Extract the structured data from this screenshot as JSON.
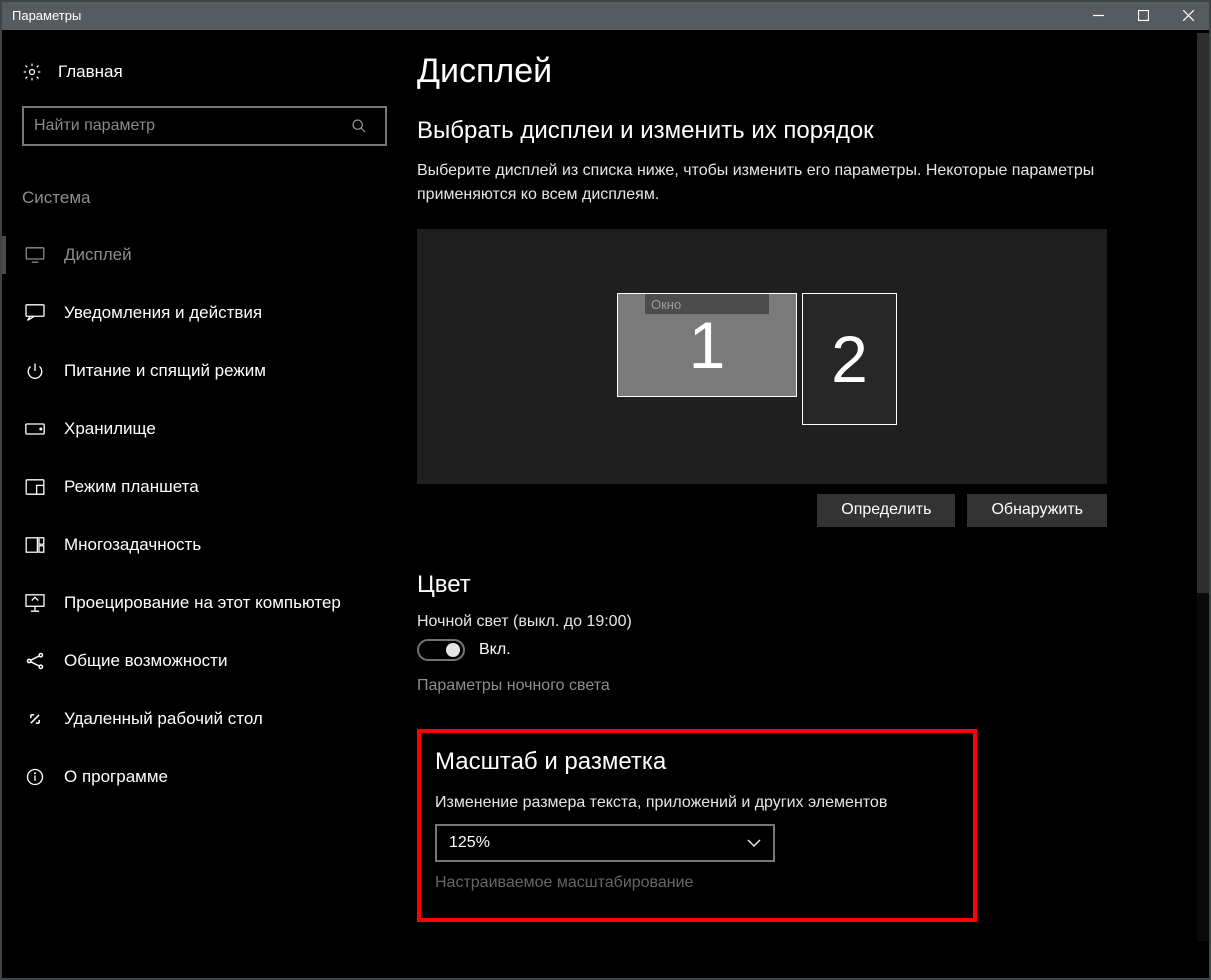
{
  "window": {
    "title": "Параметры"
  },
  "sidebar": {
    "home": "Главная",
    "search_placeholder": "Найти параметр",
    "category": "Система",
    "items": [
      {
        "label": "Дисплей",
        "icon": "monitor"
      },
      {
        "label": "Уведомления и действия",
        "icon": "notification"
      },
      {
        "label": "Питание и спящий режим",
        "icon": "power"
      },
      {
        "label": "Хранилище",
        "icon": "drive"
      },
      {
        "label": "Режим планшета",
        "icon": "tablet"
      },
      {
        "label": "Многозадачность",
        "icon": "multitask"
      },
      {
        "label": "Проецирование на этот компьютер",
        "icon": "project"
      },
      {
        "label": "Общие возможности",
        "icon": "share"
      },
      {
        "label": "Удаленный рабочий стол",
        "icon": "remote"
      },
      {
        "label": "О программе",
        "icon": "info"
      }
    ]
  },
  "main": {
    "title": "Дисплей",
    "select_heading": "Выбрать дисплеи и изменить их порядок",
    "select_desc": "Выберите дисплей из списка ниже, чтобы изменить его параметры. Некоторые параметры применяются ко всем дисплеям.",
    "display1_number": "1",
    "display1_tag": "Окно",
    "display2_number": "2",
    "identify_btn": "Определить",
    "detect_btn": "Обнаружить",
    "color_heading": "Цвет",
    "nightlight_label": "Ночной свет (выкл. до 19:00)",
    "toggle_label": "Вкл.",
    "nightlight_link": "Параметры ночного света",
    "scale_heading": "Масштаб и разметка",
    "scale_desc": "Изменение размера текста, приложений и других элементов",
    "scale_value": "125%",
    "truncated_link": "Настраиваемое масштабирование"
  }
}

----------------

• _TASK TO COMPLETE_
Say how many lines in the records hold "icon", with the number as the whole reply.

• _EXERCISE OUTPUT_
10